▸ **WHAT YOU SHOULD DO**: Copy the data precisely, keeping every character.
═══
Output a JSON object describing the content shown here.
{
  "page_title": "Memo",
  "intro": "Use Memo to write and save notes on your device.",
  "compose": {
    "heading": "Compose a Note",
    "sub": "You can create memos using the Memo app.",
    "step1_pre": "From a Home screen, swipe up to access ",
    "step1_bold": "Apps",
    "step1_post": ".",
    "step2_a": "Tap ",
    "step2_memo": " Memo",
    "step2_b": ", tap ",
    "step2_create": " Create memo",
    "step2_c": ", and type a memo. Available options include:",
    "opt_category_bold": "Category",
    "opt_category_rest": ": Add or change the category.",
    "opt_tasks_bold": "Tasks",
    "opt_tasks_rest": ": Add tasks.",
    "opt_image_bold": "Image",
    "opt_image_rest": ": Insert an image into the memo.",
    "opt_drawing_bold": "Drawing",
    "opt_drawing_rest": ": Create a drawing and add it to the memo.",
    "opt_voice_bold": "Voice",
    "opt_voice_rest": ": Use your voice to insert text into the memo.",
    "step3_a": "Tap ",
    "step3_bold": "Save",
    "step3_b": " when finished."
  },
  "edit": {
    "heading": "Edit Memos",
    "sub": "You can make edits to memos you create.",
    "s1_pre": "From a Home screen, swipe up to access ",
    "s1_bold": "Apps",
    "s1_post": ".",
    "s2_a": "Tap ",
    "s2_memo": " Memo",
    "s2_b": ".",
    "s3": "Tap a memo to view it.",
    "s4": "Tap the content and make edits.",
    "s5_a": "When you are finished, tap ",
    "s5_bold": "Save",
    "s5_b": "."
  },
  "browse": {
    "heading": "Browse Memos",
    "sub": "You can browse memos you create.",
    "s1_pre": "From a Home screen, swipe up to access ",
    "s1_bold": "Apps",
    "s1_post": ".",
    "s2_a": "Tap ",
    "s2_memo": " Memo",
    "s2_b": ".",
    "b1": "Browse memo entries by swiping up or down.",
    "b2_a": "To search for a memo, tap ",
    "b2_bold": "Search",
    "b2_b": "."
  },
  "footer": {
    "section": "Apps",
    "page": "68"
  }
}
═══
▸ **SOLUTION FOR THIS EXERCISE**:
Output a JSON object describing the content shown here.
{
  "page_title": "Memo",
  "intro": "Use Memo to write and save notes on your device.",
  "compose": {
    "heading": "Compose a Note",
    "sub": "You can create memos using the Memo app.",
    "step1_pre": "From a Home screen, swipe up to access ",
    "step1_bold": "Apps",
    "step1_post": ".",
    "step2_a": "Tap ",
    "step2_memo": " Memo",
    "step2_b": ", tap ",
    "step2_create": " Create memo",
    "step2_c": ", and type a memo. Available options include:",
    "opt_category_bold": "Category",
    "opt_category_rest": ": Add or change the category.",
    "opt_tasks_bold": "Tasks",
    "opt_tasks_rest": ": Add tasks.",
    "opt_image_bold": "Image",
    "opt_image_rest": ": Insert an image into the memo.",
    "opt_drawing_bold": "Drawing",
    "opt_drawing_rest": ": Create a drawing and add it to the memo.",
    "opt_voice_bold": "Voice",
    "opt_voice_rest": ": Use your voice to insert text into the memo.",
    "step3_a": "Tap ",
    "step3_bold": "Save",
    "step3_b": " when finished."
  },
  "edit": {
    "heading": "Edit Memos",
    "sub": "You can make edits to memos you create.",
    "s1_pre": "From a Home screen, swipe up to access ",
    "s1_bold": "Apps",
    "s1_post": ".",
    "s2_a": "Tap ",
    "s2_memo": " Memo",
    "s2_b": ".",
    "s3": "Tap a memo to view it.",
    "s4": "Tap the content and make edits.",
    "s5_a": "When you are finished, tap ",
    "s5_bold": "Save",
    "s5_b": "."
  },
  "browse": {
    "heading": "Browse Memos",
    "sub": "You can browse memos you create.",
    "s1_pre": "From a Home screen, swipe up to access ",
    "s1_bold": "Apps",
    "s1_post": ".",
    "s2_a": "Tap ",
    "s2_memo": " Memo",
    "s2_b": ".",
    "b1": "Browse memo entries by swiping up or down.",
    "b2_a": "To search for a memo, tap ",
    "b2_bold": "Search",
    "b2_b": "."
  },
  "footer": {
    "section": "Apps",
    "page": "68"
  }
}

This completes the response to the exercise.